***** Provided records

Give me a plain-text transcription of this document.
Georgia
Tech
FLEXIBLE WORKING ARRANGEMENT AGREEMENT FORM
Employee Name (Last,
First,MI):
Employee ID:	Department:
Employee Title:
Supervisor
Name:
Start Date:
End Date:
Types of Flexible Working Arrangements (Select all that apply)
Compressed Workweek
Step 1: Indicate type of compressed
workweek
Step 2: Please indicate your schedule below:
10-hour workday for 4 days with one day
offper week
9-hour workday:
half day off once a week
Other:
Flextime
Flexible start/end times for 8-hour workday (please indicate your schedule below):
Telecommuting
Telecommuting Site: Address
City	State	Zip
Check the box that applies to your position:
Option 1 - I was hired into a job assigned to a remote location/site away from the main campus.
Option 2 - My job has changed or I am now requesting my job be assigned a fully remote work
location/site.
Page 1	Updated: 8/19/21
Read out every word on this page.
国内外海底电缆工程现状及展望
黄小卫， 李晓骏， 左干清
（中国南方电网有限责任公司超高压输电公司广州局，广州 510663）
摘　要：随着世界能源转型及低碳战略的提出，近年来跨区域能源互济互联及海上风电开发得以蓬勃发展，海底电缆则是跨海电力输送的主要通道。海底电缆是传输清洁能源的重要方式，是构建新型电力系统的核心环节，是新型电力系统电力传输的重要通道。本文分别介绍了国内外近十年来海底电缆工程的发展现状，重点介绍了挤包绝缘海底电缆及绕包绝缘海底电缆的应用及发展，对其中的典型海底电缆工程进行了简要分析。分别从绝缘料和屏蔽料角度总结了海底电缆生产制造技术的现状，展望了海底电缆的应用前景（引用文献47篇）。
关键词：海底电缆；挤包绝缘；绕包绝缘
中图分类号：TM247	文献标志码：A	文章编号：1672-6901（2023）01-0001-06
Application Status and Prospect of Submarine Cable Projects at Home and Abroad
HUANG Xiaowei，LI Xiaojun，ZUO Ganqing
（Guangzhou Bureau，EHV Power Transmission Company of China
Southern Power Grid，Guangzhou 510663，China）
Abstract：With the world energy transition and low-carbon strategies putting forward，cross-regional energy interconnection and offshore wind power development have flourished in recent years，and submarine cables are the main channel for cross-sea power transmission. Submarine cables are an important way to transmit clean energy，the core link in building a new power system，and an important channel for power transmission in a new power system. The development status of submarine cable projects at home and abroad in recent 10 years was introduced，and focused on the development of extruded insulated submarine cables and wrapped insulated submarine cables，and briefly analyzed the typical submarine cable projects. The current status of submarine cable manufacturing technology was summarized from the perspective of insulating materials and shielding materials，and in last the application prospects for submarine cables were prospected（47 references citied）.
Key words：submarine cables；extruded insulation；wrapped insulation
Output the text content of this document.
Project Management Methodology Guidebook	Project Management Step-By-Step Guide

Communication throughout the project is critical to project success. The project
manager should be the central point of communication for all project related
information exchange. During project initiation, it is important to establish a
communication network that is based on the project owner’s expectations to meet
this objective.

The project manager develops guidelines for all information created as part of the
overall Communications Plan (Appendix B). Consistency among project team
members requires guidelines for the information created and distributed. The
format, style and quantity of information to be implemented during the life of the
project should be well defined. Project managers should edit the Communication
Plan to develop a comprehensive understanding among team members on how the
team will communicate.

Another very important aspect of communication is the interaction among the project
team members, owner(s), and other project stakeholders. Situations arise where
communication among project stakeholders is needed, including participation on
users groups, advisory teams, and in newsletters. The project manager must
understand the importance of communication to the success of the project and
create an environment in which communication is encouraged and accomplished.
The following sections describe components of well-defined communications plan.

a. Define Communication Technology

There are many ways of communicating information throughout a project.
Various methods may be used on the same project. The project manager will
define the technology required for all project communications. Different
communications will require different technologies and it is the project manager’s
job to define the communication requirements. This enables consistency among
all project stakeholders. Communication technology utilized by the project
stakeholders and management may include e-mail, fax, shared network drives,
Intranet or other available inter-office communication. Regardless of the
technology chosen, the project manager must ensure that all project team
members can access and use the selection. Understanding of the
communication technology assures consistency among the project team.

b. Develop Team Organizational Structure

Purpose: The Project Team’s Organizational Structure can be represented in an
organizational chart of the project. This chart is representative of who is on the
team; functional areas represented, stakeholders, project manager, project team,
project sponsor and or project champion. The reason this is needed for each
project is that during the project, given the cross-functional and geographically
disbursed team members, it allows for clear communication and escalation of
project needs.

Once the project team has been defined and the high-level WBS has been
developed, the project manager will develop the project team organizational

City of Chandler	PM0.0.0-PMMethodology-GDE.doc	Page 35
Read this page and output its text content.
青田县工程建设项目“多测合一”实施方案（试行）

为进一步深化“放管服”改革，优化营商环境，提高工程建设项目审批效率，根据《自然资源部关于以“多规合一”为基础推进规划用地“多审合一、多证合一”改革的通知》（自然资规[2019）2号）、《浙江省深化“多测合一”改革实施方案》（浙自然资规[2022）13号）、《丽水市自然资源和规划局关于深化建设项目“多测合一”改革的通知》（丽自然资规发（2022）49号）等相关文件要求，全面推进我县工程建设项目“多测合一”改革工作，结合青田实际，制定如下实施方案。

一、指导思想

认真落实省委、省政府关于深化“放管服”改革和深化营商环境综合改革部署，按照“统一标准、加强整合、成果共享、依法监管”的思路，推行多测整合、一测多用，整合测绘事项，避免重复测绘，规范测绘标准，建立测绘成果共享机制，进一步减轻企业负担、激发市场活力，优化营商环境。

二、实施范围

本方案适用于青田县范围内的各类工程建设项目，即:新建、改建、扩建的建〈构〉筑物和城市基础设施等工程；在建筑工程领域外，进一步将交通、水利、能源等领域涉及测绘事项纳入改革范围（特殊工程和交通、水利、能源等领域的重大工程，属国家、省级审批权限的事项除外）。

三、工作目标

**********

Aim:
Your answer should be a single number: the count of lines containing the word "Option".

Result of this task:
2